Listing:

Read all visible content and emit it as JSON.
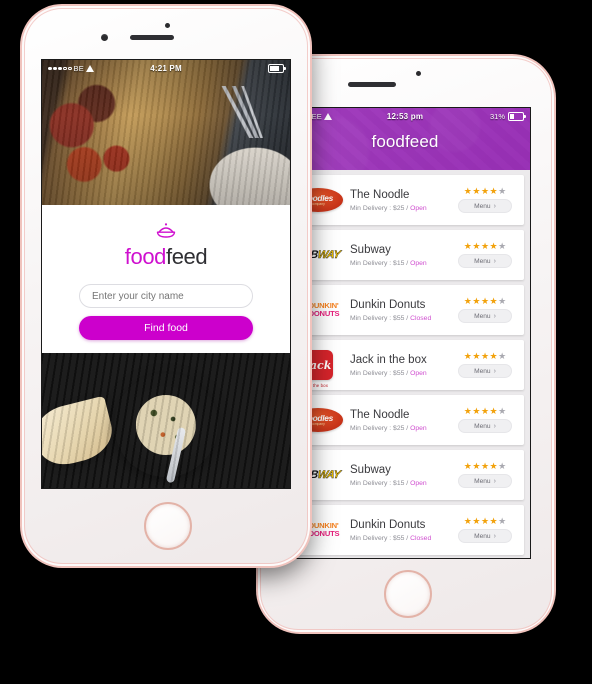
{
  "front_phone": {
    "status_bar": {
      "carrier": "BE",
      "time": "4:21 PM",
      "battery_pct": 72,
      "signal_dots_filled": 3,
      "signal_dots_total": 5
    },
    "login": {
      "logo_part_a": "food",
      "logo_part_b": "feed",
      "logo_icon": "bowl-dome-icon",
      "city_placeholder": "Enter your city name",
      "city_value": "",
      "find_button_label": "Find food"
    },
    "photos": {
      "top_alt": "rustic wooden table with sauce bottles and cutlery",
      "bottom_alt": "bowl of rice pilaf with naan bread"
    }
  },
  "back_phone": {
    "status_bar": {
      "carrier": "EE",
      "time": "12:53 pm",
      "battery_label": "31%",
      "battery_pct": 31,
      "signal_dots_filled": 2,
      "signal_dots_total": 5,
      "wifi_icon": "wifi-icon"
    },
    "header": {
      "title": "foodfeed",
      "accent_color": "#a23cb8"
    },
    "list": {
      "menu_label": "Menu",
      "chevron_icon": "chevron-right-icon",
      "min_delivery_prefix": "Min Delivery : ",
      "status_open": "Open",
      "status_closed": "Closed",
      "star_color": "#f2a20c",
      "star_dim_color": "#a9a9b0",
      "rows": [
        {
          "name": "The Noodle",
          "logo": "noodles-company-logo",
          "meta": "Min Delivery : $25 / ",
          "min_delivery": "$25",
          "status": "Open",
          "stars_filled": 4,
          "stars_total": 5
        },
        {
          "name": "Subway",
          "logo": "subway-logo",
          "meta": "Min Delivery : $15 / ",
          "min_delivery": "$15",
          "status": "Open",
          "stars_filled": 4,
          "stars_total": 5
        },
        {
          "name": "Dunkin Donuts",
          "logo": "dunkin-donuts-logo",
          "meta": "Min Delivery : $55 / ",
          "min_delivery": "$55",
          "status": "Closed",
          "stars_filled": 4,
          "stars_total": 5
        },
        {
          "name": "Jack in the box",
          "logo": "jack-in-the-box-logo",
          "meta": "Min Delivery : $55 / ",
          "min_delivery": "$55",
          "status": "Open",
          "stars_filled": 4,
          "stars_total": 5
        },
        {
          "name": "The Noodle",
          "logo": "noodles-company-logo",
          "meta": "Min Delivery : $25 / ",
          "min_delivery": "$25",
          "status": "Open",
          "stars_filled": 4,
          "stars_total": 5
        },
        {
          "name": "Subway",
          "logo": "subway-logo",
          "meta": "Min Delivery : $15 / ",
          "min_delivery": "$15",
          "status": "Open",
          "stars_filled": 4,
          "stars_total": 5
        },
        {
          "name": "Dunkin Donuts",
          "logo": "dunkin-donuts-logo",
          "meta": "Min Delivery : $55 / ",
          "min_delivery": "$55",
          "status": "Closed",
          "stars_filled": 4,
          "stars_total": 5
        }
      ]
    }
  },
  "brand_text": {
    "noodles_name": "noodles",
    "noodles_sub": "company",
    "subway_a": "SUB",
    "subway_b": "WAY",
    "dunkin_a": "DUNKIN'",
    "dunkin_b": "DONUTS",
    "jack_name": "Jack",
    "jack_sub": "in the box"
  },
  "theme": {
    "magenta": "#cc00cc",
    "purple_header": "#a23cb8",
    "star_gold": "#f2a20c",
    "page_bg": "#000000"
  }
}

Problem details:
Write every record out again exactly; no pictures belong in the copy.

Exercise answer:
Read all visible content and emit it as JSON.
{
  "front_phone": {
    "status_bar": {
      "carrier": "BE",
      "time": "4:21 PM",
      "battery_pct": 72,
      "signal_dots_filled": 3,
      "signal_dots_total": 5
    },
    "login": {
      "logo_part_a": "food",
      "logo_part_b": "feed",
      "logo_icon": "bowl-dome-icon",
      "city_placeholder": "Enter your city name",
      "city_value": "",
      "find_button_label": "Find food"
    },
    "photos": {
      "top_alt": "rustic wooden table with sauce bottles and cutlery",
      "bottom_alt": "bowl of rice pilaf with naan bread"
    }
  },
  "back_phone": {
    "status_bar": {
      "carrier": "EE",
      "time": "12:53 pm",
      "battery_label": "31%",
      "battery_pct": 31,
      "signal_dots_filled": 2,
      "signal_dots_total": 5,
      "wifi_icon": "wifi-icon"
    },
    "header": {
      "title": "foodfeed",
      "accent_color": "#a23cb8"
    },
    "list": {
      "menu_label": "Menu",
      "chevron_icon": "chevron-right-icon",
      "min_delivery_prefix": "Min Delivery : ",
      "status_open": "Open",
      "status_closed": "Closed",
      "star_color": "#f2a20c",
      "star_dim_color": "#a9a9b0",
      "rows": [
        {
          "name": "The Noodle",
          "logo": "noodles-company-logo",
          "meta": "Min Delivery : $25 / ",
          "min_delivery": "$25",
          "status": "Open",
          "stars_filled": 4,
          "stars_total": 5
        },
        {
          "name": "Subway",
          "logo": "subway-logo",
          "meta": "Min Delivery : $15 / ",
          "min_delivery": "$15",
          "status": "Open",
          "stars_filled": 4,
          "stars_total": 5
        },
        {
          "name": "Dunkin Donuts",
          "logo": "dunkin-donuts-logo",
          "meta": "Min Delivery : $55 / ",
          "min_delivery": "$55",
          "status": "Closed",
          "stars_filled": 4,
          "stars_total": 5
        },
        {
          "name": "Jack in the box",
          "logo": "jack-in-the-box-logo",
          "meta": "Min Delivery : $55 / ",
          "min_delivery": "$55",
          "status": "Open",
          "stars_filled": 4,
          "stars_total": 5
        },
        {
          "name": "The Noodle",
          "logo": "noodles-company-logo",
          "meta": "Min Delivery : $25 / ",
          "min_delivery": "$25",
          "status": "Open",
          "stars_filled": 4,
          "stars_total": 5
        },
        {
          "name": "Subway",
          "logo": "subway-logo",
          "meta": "Min Delivery : $15 / ",
          "min_delivery": "$15",
          "status": "Open",
          "stars_filled": 4,
          "stars_total": 5
        },
        {
          "name": "Dunkin Donuts",
          "logo": "dunkin-donuts-logo",
          "meta": "Min Delivery : $55 / ",
          "min_delivery": "$55",
          "status": "Closed",
          "stars_filled": 4,
          "stars_total": 5
        }
      ]
    }
  },
  "brand_text": {
    "noodles_name": "noodles",
    "noodles_sub": "company",
    "subway_a": "SUB",
    "subway_b": "WAY",
    "dunkin_a": "DUNKIN'",
    "dunkin_b": "DONUTS",
    "jack_name": "Jack",
    "jack_sub": "in the box"
  },
  "theme": {
    "magenta": "#cc00cc",
    "purple_header": "#a23cb8",
    "star_gold": "#f2a20c",
    "page_bg": "#000000"
  }
}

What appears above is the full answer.